_Problem to work on:_ Please write the listing below out again exactly, leaving every picture behind.

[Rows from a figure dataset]
-=-=-=-=-

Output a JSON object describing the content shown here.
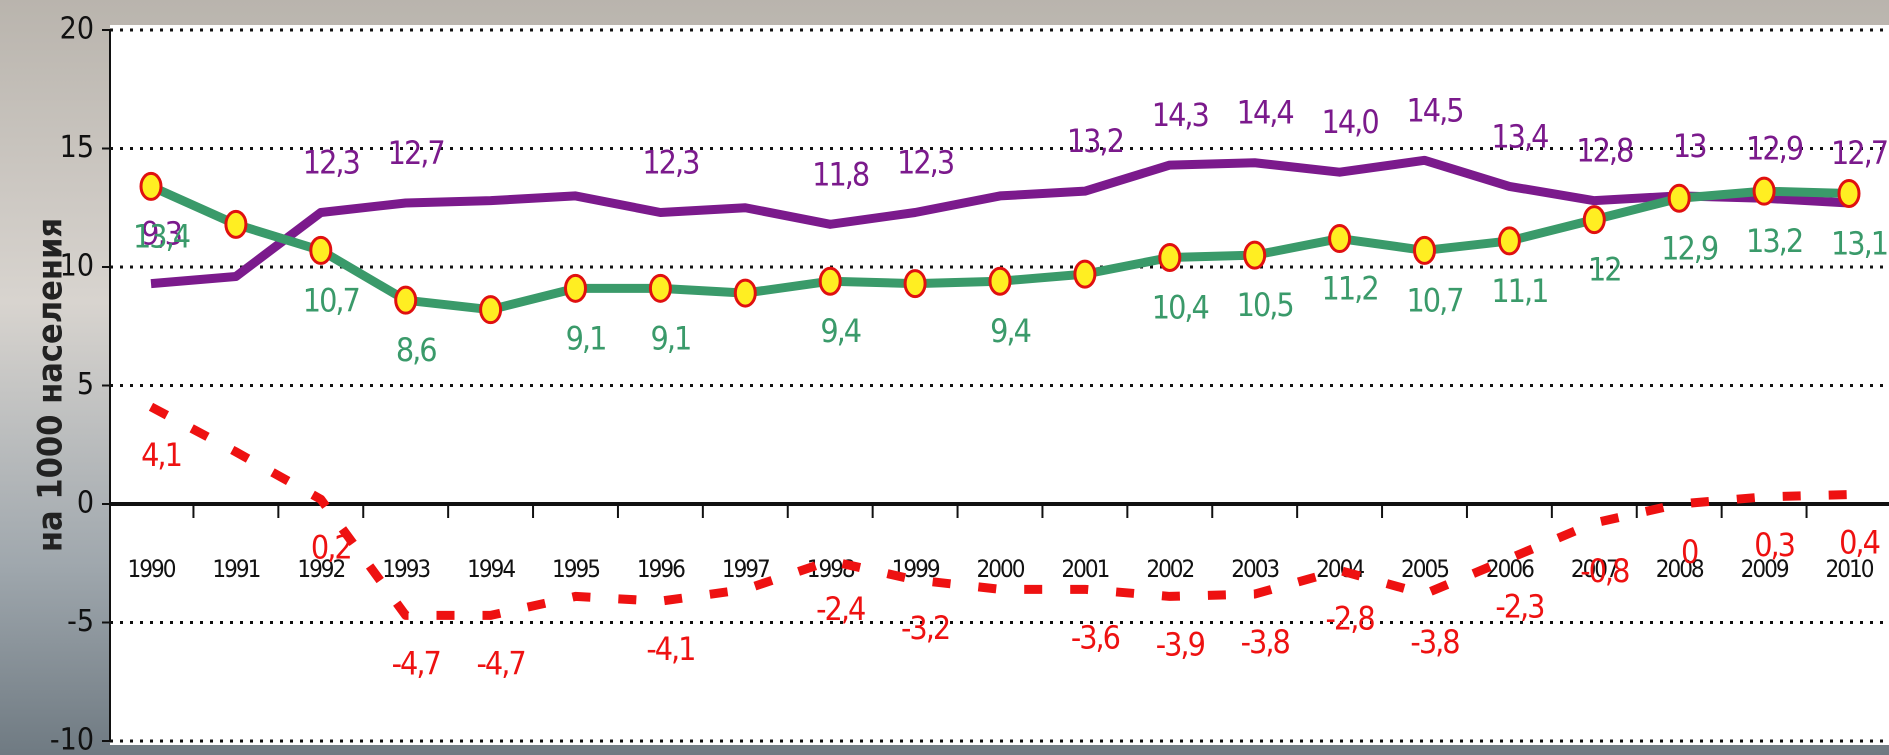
{
  "chart_data": {
    "type": "line",
    "y_label": "на 1000 населения",
    "categories": [
      "1990",
      "1991",
      "1992",
      "1993",
      "1994",
      "1995",
      "1996",
      "1997",
      "1998",
      "1999",
      "2000",
      "2001",
      "2002",
      "2003",
      "2004",
      "2005",
      "2006",
      "2007",
      "2008",
      "2009",
      "2010"
    ],
    "ylim": [
      -10,
      20
    ],
    "yticks": [
      -10,
      -5,
      0,
      5,
      10,
      15,
      20
    ],
    "grid": true,
    "series": [
      {
        "color": "#7b1a8c",
        "style": "solid",
        "values": [
          9.3,
          9.6,
          12.3,
          12.7,
          12.8,
          13.0,
          12.3,
          12.5,
          11.8,
          12.3,
          13.0,
          13.2,
          14.3,
          14.4,
          14.0,
          14.5,
          13.4,
          12.8,
          13,
          12.9,
          12.7
        ],
        "value_labels": [
          "9,3",
          null,
          "12,3",
          "12,7",
          null,
          null,
          "12,3",
          null,
          "11,8",
          "12,3",
          null,
          "13,2",
          "14,3",
          "14,4",
          "14,0",
          "14,5",
          "13,4",
          "12,8",
          "13",
          "12,9",
          "12,7"
        ]
      },
      {
        "color": "#3a9a6a",
        "style": "solid",
        "values": [
          13.4,
          11.8,
          10.7,
          8.6,
          8.2,
          9.1,
          9.1,
          8.9,
          9.4,
          9.3,
          9.4,
          9.7,
          10.4,
          10.5,
          11.2,
          10.7,
          11.1,
          12,
          12.9,
          13.2,
          13.1
        ],
        "value_labels": [
          "13,4",
          null,
          "10,7",
          "8,6",
          null,
          "9,1",
          "9,1",
          null,
          "9,4",
          null,
          "9,4",
          null,
          "10,4",
          "10,5",
          "11,2",
          "10,7",
          "11,1",
          "12",
          "12,9",
          "13,2",
          "13,1"
        ]
      },
      {
        "color": "#ee1111",
        "style": "dashed",
        "values": [
          4.1,
          2.2,
          0.2,
          -4.7,
          -4.7,
          -3.9,
          -4.1,
          -3.6,
          -2.4,
          -3.2,
          -3.6,
          -3.6,
          -3.9,
          -3.8,
          -2.8,
          -3.8,
          -2.3,
          -0.8,
          0,
          0.3,
          0.4
        ],
        "value_labels": [
          "4,1",
          null,
          "0,2",
          "-4,7",
          "-4,7",
          null,
          "-4,1",
          null,
          "-2,4",
          "-3,2",
          null,
          "-3,6",
          "-3,9",
          "-3,8",
          "-2,8",
          "-3,8",
          "-2,3",
          "-0,8",
          "0",
          "0,3",
          "0,4"
        ]
      }
    ]
  }
}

-=-=-=-=-

_Answer to this exercise:_
Output a JSON object describing the content shown here.
{
  "chart_data": {
    "type": "line",
    "y_label": "на 1000 населения",
    "categories": [
      "1990",
      "1991",
      "1992",
      "1993",
      "1994",
      "1995",
      "1996",
      "1997",
      "1998",
      "1999",
      "2000",
      "2001",
      "2002",
      "2003",
      "2004",
      "2005",
      "2006",
      "2007",
      "2008",
      "2009",
      "2010"
    ],
    "ylim": [
      -10,
      20
    ],
    "yticks": [
      -10,
      -5,
      0,
      5,
      10,
      15,
      20
    ],
    "grid": true,
    "series": [
      {
        "color": "#7b1a8c",
        "style": "solid",
        "values": [
          9.3,
          9.6,
          12.3,
          12.7,
          12.8,
          13.0,
          12.3,
          12.5,
          11.8,
          12.3,
          13.0,
          13.2,
          14.3,
          14.4,
          14.0,
          14.5,
          13.4,
          12.8,
          13,
          12.9,
          12.7
        ],
        "value_labels": [
          "9,3",
          null,
          "12,3",
          "12,7",
          null,
          null,
          "12,3",
          null,
          "11,8",
          "12,3",
          null,
          "13,2",
          "14,3",
          "14,4",
          "14,0",
          "14,5",
          "13,4",
          "12,8",
          "13",
          "12,9",
          "12,7"
        ]
      },
      {
        "color": "#3a9a6a",
        "style": "solid",
        "values": [
          13.4,
          11.8,
          10.7,
          8.6,
          8.2,
          9.1,
          9.1,
          8.9,
          9.4,
          9.3,
          9.4,
          9.7,
          10.4,
          10.5,
          11.2,
          10.7,
          11.1,
          12,
          12.9,
          13.2,
          13.1
        ],
        "value_labels": [
          "13,4",
          null,
          "10,7",
          "8,6",
          null,
          "9,1",
          "9,1",
          null,
          "9,4",
          null,
          "9,4",
          null,
          "10,4",
          "10,5",
          "11,2",
          "10,7",
          "11,1",
          "12",
          "12,9",
          "13,2",
          "13,1"
        ]
      },
      {
        "color": "#ee1111",
        "style": "dashed",
        "values": [
          4.1,
          2.2,
          0.2,
          -4.7,
          -4.7,
          -3.9,
          -4.1,
          -3.6,
          -2.4,
          -3.2,
          -3.6,
          -3.6,
          -3.9,
          -3.8,
          -2.8,
          -3.8,
          -2.3,
          -0.8,
          0,
          0.3,
          0.4
        ],
        "value_labels": [
          "4,1",
          null,
          "0,2",
          "-4,7",
          "-4,7",
          null,
          "-4,1",
          null,
          "-2,4",
          "-3,2",
          null,
          "-3,6",
          "-3,9",
          "-3,8",
          "-2,8",
          "-3,8",
          "-2,3",
          "-0,8",
          "0",
          "0,3",
          "0,4"
        ]
      }
    ]
  }
}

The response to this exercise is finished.